═══ Supplied records ═══
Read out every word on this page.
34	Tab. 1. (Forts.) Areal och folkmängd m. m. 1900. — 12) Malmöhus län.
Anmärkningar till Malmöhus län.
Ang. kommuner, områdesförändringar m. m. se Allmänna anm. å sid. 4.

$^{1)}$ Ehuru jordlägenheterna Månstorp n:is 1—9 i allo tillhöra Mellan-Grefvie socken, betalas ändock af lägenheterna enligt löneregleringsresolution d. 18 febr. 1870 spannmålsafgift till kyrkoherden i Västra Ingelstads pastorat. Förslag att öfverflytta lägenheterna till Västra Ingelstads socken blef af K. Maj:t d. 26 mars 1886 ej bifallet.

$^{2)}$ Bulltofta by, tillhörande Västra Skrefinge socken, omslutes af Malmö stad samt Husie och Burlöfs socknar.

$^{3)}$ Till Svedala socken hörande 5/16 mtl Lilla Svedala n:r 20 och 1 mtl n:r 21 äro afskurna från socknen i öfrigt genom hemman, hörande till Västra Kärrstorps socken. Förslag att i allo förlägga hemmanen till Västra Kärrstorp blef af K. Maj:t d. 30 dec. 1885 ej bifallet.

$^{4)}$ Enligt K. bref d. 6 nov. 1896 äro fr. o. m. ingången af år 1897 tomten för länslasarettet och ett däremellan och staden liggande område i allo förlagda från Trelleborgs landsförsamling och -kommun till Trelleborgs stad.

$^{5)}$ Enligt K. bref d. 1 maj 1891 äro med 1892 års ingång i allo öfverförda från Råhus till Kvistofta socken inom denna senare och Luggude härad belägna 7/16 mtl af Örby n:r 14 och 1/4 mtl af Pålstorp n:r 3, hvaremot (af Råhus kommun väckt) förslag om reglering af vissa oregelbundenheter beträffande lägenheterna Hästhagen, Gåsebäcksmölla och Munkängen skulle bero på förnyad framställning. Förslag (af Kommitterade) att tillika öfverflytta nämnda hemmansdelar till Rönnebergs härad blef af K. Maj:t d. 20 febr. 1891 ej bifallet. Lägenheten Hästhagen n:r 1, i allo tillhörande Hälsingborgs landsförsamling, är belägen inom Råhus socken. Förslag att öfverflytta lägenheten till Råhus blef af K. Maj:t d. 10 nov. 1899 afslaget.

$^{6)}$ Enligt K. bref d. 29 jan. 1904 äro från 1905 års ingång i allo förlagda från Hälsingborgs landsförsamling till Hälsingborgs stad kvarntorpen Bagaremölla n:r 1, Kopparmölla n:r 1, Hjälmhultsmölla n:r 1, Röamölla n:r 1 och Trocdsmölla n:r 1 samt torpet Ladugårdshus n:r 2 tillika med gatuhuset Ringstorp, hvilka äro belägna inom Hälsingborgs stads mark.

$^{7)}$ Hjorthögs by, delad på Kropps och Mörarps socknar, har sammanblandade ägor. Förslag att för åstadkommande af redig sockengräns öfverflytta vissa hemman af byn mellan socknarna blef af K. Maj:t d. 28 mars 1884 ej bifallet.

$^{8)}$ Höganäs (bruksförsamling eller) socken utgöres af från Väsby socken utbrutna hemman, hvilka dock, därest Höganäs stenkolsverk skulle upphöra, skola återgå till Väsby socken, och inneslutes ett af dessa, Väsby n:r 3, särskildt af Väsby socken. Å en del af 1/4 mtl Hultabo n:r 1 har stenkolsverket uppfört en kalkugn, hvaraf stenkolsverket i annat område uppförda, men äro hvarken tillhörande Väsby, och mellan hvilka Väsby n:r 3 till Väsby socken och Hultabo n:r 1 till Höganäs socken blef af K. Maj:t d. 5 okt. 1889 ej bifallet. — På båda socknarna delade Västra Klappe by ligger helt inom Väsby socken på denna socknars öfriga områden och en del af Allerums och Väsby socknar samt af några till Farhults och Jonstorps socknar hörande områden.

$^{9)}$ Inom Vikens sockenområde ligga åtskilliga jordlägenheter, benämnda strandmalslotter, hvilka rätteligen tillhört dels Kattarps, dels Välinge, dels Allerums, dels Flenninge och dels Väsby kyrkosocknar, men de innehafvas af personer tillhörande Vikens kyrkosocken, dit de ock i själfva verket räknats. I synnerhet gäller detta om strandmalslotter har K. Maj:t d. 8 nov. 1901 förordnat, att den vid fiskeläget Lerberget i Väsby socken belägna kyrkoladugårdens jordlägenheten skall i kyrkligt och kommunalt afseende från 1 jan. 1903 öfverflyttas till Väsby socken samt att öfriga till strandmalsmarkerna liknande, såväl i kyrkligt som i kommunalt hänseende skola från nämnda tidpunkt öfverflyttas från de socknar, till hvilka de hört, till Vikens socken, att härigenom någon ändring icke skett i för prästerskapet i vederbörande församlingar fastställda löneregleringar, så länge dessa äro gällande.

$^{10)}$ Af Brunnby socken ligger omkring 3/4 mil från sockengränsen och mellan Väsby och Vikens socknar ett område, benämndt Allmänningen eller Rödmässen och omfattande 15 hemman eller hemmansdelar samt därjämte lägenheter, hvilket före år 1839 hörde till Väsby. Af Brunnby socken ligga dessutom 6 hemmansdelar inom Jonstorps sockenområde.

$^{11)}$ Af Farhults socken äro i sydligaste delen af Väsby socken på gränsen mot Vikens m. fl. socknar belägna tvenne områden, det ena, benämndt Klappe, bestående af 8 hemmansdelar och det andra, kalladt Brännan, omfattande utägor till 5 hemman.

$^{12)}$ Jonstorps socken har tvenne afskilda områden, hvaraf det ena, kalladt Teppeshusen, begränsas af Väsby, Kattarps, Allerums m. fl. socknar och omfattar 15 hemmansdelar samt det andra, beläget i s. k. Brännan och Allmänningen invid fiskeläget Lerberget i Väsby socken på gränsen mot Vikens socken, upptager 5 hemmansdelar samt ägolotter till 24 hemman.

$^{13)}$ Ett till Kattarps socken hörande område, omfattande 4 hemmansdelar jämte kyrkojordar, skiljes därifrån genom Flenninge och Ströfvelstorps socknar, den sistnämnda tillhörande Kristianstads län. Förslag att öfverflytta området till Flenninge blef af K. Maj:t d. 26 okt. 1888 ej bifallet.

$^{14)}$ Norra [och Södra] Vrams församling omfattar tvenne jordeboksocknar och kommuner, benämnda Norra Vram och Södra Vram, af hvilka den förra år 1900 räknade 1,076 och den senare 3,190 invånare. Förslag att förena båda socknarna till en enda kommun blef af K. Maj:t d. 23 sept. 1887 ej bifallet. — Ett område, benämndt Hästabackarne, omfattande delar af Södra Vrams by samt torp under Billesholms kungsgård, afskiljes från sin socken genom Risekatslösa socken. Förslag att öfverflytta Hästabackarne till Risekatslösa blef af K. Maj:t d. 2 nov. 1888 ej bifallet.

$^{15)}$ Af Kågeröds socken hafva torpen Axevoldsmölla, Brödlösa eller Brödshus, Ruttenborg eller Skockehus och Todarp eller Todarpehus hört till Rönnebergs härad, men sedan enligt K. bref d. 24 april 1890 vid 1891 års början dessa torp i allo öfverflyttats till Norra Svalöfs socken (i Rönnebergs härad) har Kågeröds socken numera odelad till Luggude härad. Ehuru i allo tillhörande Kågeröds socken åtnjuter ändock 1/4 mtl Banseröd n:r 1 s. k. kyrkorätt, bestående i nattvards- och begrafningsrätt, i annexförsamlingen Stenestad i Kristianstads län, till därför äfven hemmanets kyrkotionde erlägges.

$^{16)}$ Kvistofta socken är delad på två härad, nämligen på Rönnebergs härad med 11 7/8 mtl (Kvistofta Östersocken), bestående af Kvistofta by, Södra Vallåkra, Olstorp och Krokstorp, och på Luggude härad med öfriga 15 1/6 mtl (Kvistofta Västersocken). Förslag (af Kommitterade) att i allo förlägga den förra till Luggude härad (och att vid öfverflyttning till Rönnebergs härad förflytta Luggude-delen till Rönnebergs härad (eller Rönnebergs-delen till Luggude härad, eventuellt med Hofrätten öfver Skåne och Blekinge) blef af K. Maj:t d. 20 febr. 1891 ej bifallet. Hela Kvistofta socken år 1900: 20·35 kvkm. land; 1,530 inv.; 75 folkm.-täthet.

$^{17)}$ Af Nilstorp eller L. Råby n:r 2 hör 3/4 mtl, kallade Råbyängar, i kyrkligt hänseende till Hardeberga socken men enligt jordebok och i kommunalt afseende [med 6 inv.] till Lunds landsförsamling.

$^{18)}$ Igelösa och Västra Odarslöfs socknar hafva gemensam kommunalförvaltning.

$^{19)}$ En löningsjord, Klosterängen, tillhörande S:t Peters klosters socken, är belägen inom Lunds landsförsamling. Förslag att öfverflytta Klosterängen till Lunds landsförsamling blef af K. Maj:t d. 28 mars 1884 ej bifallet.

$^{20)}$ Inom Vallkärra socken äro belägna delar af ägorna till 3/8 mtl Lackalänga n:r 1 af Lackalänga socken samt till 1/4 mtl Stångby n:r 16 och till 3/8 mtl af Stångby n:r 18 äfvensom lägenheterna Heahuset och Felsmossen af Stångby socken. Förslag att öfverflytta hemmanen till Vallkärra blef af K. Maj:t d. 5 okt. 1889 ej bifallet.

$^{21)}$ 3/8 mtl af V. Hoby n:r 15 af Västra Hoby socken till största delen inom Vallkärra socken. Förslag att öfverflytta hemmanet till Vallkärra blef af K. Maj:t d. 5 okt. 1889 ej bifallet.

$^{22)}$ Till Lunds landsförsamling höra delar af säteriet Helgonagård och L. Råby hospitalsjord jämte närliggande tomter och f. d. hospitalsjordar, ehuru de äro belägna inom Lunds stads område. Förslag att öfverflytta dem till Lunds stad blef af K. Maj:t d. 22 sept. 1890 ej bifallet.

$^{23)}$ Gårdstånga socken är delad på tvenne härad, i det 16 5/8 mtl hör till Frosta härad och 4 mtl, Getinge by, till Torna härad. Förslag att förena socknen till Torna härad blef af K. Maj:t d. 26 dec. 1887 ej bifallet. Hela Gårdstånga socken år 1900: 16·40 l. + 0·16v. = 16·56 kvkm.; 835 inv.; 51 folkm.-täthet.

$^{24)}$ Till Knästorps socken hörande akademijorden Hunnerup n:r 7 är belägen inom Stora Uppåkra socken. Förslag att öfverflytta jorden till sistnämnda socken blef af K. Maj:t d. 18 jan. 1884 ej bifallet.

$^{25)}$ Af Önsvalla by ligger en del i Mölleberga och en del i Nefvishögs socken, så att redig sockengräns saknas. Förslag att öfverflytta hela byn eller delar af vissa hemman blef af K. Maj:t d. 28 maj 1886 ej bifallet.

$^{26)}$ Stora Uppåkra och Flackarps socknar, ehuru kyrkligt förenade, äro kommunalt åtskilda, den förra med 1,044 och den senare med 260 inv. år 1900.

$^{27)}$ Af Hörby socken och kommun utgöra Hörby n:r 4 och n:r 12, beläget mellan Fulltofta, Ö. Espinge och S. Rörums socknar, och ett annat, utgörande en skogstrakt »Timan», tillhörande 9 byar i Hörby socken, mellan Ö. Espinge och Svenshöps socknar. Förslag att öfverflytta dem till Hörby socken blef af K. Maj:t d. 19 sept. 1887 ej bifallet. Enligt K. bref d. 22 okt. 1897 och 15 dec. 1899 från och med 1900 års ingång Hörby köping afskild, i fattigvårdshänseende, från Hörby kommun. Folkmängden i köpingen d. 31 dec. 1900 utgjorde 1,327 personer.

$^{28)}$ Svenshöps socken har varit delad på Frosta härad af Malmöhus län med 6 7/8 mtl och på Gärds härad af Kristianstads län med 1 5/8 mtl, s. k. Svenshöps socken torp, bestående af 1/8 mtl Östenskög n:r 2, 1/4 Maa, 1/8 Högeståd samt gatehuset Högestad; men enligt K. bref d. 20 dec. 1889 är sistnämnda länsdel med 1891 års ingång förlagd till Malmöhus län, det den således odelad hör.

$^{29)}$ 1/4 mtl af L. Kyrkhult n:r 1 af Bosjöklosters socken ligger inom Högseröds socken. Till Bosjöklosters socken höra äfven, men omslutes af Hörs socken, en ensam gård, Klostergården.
═══
● Task prompt:
When a line in the material above holds the word "redig", copy that line.

● Output for this task:
$^{7)}$ Hjorthögs by, delad på Kropps och Mörarps socknar, har sammanblandade ägor. Förslag att för åstadkommande af redig sockengräns öfverflytta vissa hemman af byn mellan socknarna blef af K. Maj:t d. 28 mars 1884 ej bifallet.
$^{25)}$ Af Önsvalla by ligger en del i Mölleberga och en del i Nefvishögs socken, så att redig sockengräns saknas. Förslag att öfverflytta hela byn eller delar af vissa hemman blef af K. Maj:t d. 28 maj 1886 ej bifallet.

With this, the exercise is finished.